(ACTIONS TO TAKE)
**A)** In the news report on the Trump–Putin call about Syria, where are the Russian-brokered cease-fire talks being held?
**B)** Resume the news report on the Trump–Putin call about Syria from its last sentence.

— BEGIN READING TEXT —

Trump and Putin Agree to Seek Syria Cease-Fire


President Trump reopened direct communications with President Vladimir V. Putin of Russia on Tuesday and sought to reignite what he hoped would be a special relationship by agreeing to work together to broker a cease-fire in war-torn Syria.

In their first telephone conversation since the United States launched a cruise missile strike on Syria's Moscow-backed military to retaliate for a chemical weapons attack on civilians, Mr. Trump agreed to send a representative to Russian-brokered cease-fire talks that start on Wednesday in Astana, Kazakhstan. He and Mr. Putin also discussed meeting each other in Germany in July.

But American and Russian officials offered divergent accounts of their interest in establishing safe zones in Syria to protect civilians suffering from a relentless, six-year civil war. A White House statement said the two leaders had discussed such zones "to achieve lasting peace for humanitarian and many other reasons." The Kremlin statement made no mention of safe zones, and Mr. Putin's spokesman said they had not been discussed in detail.

Still, at the talks in Astana, Mr. Putin's envoys plan to propose that Russia, Iran and Turkey act as buffer forces separating government and rebel forces in some areas of Syria. The government of President Bashar al-Assad is skeptical of the plan, seeing it as the first step toward a partition of the country, according to diplomats and analysts.

The call between Mr. Trump and Mr. Putin was aimed at getting past the rupture of recent weeks and beginning to forge a more collaborative relationship. Mr. Trump came to office praising Mr. Putin and making it a priority to draw closer to Moscow, but his goal has been hobbled by multiple investigations into Russian meddling in last year's election and the clash over Syria's use of chemical weapons against its own people.

The initial optimism on both sides has given way to a sour and uncertain mood as geopolitical gravity has pulled Mr. Trump and Mr. Putin in opposite directions and lowered expectations. While a grand bargain now seems out of reach, the two leaders appeared intent on finding areas where they could agree while managing areas where they did not.

"Still some hopes, disappointment and caution," Vladimir Frolov, a prominent foreign policy analyst and columnist, said of the atmosphere in Moscow. "And apprehension. They are apprehensive about the way that the Trump administration behaves internationally, the unpredictable, unilateral nature of their steps. But they are still hoping for some agreement."

— END READING TEXT —
— BEGIN PROVIDED DATA —

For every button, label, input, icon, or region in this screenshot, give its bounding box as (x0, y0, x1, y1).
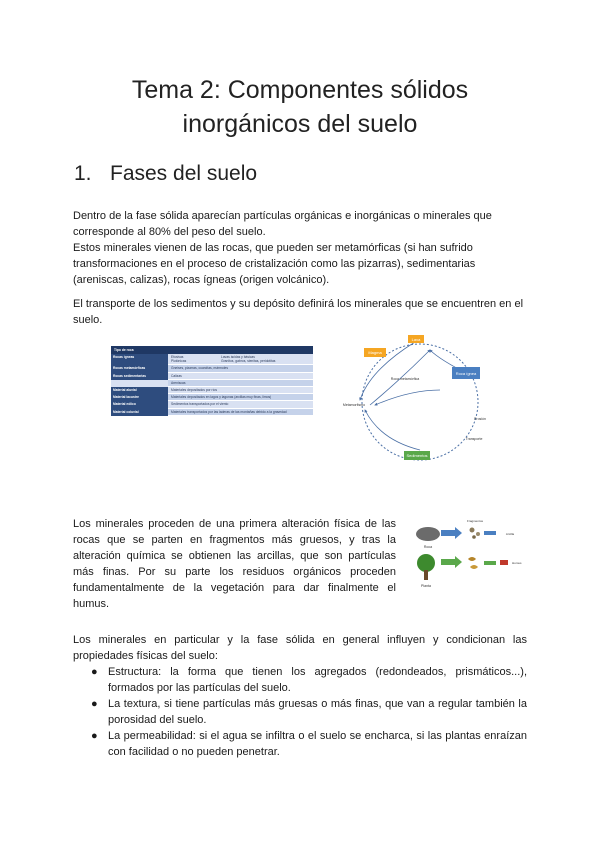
cycle-label: Roca ígnea (455, 371, 477, 376)
table-row-label: Rocas ígneas (111, 354, 168, 365)
weathering-label: Arcilla (505, 532, 515, 536)
weathering-label: Humus (512, 561, 522, 565)
table-header: Tipo de roca (111, 346, 313, 354)
paragraph-transport (73, 296, 533, 328)
list-item (73, 696, 527, 728)
arrow-shape (484, 561, 496, 565)
text-line: rocas que se parten en fragmentos más gruesos, y tras la (73, 534, 396, 546)
fragment-shape (476, 532, 480, 536)
table-row-label: Material eólico (111, 401, 168, 408)
table-row-label: Rocas sedimentarias (111, 373, 168, 380)
table-row-label: Material coluvial (111, 409, 168, 416)
bullet-icon: ● (91, 698, 98, 710)
title-line-2: inorgánicos del suelo (182, 110, 418, 138)
text-line: corresponde al 80% del peso del suelo. (73, 226, 266, 238)
table-row (111, 401, 313, 408)
text-line: alteración química se obtienen las arcillas, que son partículas (73, 550, 396, 562)
text-line: con facilidad o no pueden penetrar. (108, 746, 280, 758)
table-cell: Materiales transportados por las laderas de las montañas debido a la gravedad (168, 409, 313, 416)
rock-cycle-diagram (340, 330, 500, 470)
text-line: humus. (73, 598, 110, 610)
text-line: suelo. (73, 314, 103, 326)
table-row (111, 365, 313, 372)
weathering-label: Fragmentos (466, 519, 484, 523)
section-heading (74, 160, 257, 188)
text-line: transformaciones en el proceso de cristalización como las pizarras), sedimentarias (73, 258, 476, 270)
arrow-head (455, 527, 462, 539)
text-line: propiedades físicas del suelo: (73, 650, 218, 662)
fragment-shape (472, 535, 476, 539)
paragraph-weathering (73, 516, 396, 612)
text-line: Estructura: la forma que tienen los agregados (redondeados, prismáticos...), (108, 666, 527, 678)
cycle-label: Sedimentos (406, 453, 428, 458)
bullet-icon: ● (91, 730, 98, 742)
arrow-shape (441, 530, 455, 536)
table-cell: Sedimentos transportados por el viento (168, 401, 313, 408)
table-cell (168, 354, 313, 365)
text-line: porosidad del suelo. (108, 714, 207, 726)
table-cell: Materiales depositados en lagos y lagunas (arcillas muy finas, limos) (168, 394, 313, 401)
section-number: 1. (74, 162, 92, 185)
weathering-label: Roca (423, 545, 433, 549)
table-cell: Calizas (168, 373, 313, 380)
text-line: (areniscas, calizas), rocas ígneas (origen volcánico). (73, 274, 330, 286)
table-sub-value: Granitos, gabros, sienitas, peridotitas (221, 359, 276, 364)
rock-types-table (111, 346, 313, 416)
cycle-label: Metamorfismo (342, 403, 366, 407)
table-row-label (111, 380, 168, 387)
text-line: Los minerales en particular y la fase sólida en general influyen y condicionan las (73, 634, 527, 646)
cycle-label: Magma (368, 350, 382, 355)
table-row (111, 380, 313, 387)
table-cell: Areniscas (168, 380, 313, 387)
rock-shape (416, 527, 440, 541)
fragment-shape (470, 528, 475, 533)
text-line: La permeabilidad: si el agua se infiltra o el suelo se encharca, si las plantas enraízan (108, 730, 527, 742)
table-row (111, 394, 313, 401)
weathering-label: Planta (421, 584, 431, 588)
table-row-label: Material aluvial (111, 387, 168, 394)
arrow-shape (441, 559, 455, 565)
table-cell: Gneises, pizarras, cuarcitas, mármoles (168, 365, 313, 372)
table-row (111, 373, 313, 380)
table-row (111, 354, 313, 365)
table-row (111, 409, 313, 416)
bullet-icon: ● (91, 666, 98, 678)
list-item (73, 728, 527, 760)
paragraph-properties (73, 632, 527, 664)
cycle-label: Transporte (465, 437, 483, 441)
table-row-label: Material lacustre (111, 394, 168, 401)
text-line: Los minerales proceden de una primera alteración física de las (73, 518, 396, 530)
text-line: Dentro de la fase sólida aparecían partículas orgánicas e inorgánicas o minerales que (73, 210, 492, 222)
arrow-shape (484, 531, 496, 535)
title-line-1: Tema 2: Componentes sólidos (131, 76, 469, 104)
paragraph-intro (73, 208, 533, 288)
cycle-label: Erosión (474, 417, 486, 421)
tree-crown (417, 554, 435, 572)
text-line: fundamentalmente de la vegetación para dar finalmente el (73, 582, 396, 594)
text-line: La textura, si tiene partículas más gruesas o más finas, que van a regular también la (108, 698, 527, 710)
table-sub-label: Efusivas (171, 355, 184, 359)
leaf-shape (468, 557, 476, 561)
cycle-label: Roca metamórfica (390, 377, 420, 381)
leaf-shape (470, 565, 478, 569)
text-line: El transporte de los sedimentos y su depósito definirá los minerales que se encuentren en el (73, 298, 524, 310)
section-title: Fases del suelo (110, 162, 258, 185)
weathering-diagram (412, 515, 522, 600)
cycle-label: Lava (411, 337, 421, 342)
page-title (40, 73, 560, 141)
cycle-arrow (365, 410, 420, 450)
tree-trunk (424, 570, 428, 580)
properties-list (73, 664, 527, 760)
table-row (111, 387, 313, 394)
table-row-label: Rocas metamórficas (111, 365, 168, 372)
text-line: formados por las partículas del suelo. (108, 682, 291, 694)
list-item (73, 664, 527, 696)
text-line: Estos minerales vienen de las rocas, que pueden ser metamórficas (si han sufrido (73, 242, 473, 254)
table-cell: Materiales depositados por ríos (168, 387, 313, 394)
text-line: más finas. Por su parte los residuos orgánicos proceden (73, 566, 396, 578)
humus-shape (500, 560, 508, 565)
table-sub-value: Lavas ácidas y básicas (221, 355, 255, 359)
arrow-head (455, 556, 462, 568)
table-sub-label: Plutónicas (171, 359, 187, 364)
cycle-ring (362, 344, 478, 460)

— END PROVIDED DATA —

(ANSWERS FOR THE EXERCISE)
**A)** Astana, Kazakhstan.

**B)**
Mr. Trump never gave up, even after he said relations between the United States and Russia "may be at an all-time low." While senior members of his team excoriated Moscow for enabling the Syrian government to use nerve agents against civilians, the president tempered his language, making sure not to criticize Mr. Putin personally and later expressing optimism that "things will work out fine between the U.S.A. and Russia."

When Mr. Trump met with ambassadors from the United Nations Security Council last week, he told them, "The future of Assad is not a deal-breaker," a Russian diplomat said afterward. And last weekend, he returned to his past equivocation on whether Russia hacked Democratic servers last year, saying it "could've been China, could've been lots of groups."

Tuesday's phone call was the third between Mr. Trump and Mr. Putin since the American inauguration in January. Both sides offered positive assessments, with the White House characterizing the conversation as "a very good one" and the Kremlin calling it "businesslike and constructive."

Neither side mentioned the dispute over the chemical attack and cruise missile strike.

"President Trump and President Putin agreed that the suffering in Syria has gone on for far too long and that all parties must do all they can to end the violence," the White House statement said. The Kremlin said Secretary of State Rex W. Tillerson and Foreign Minister Sergey V. Lavrov would "intensify" their dialogue to "search for options" in Syria.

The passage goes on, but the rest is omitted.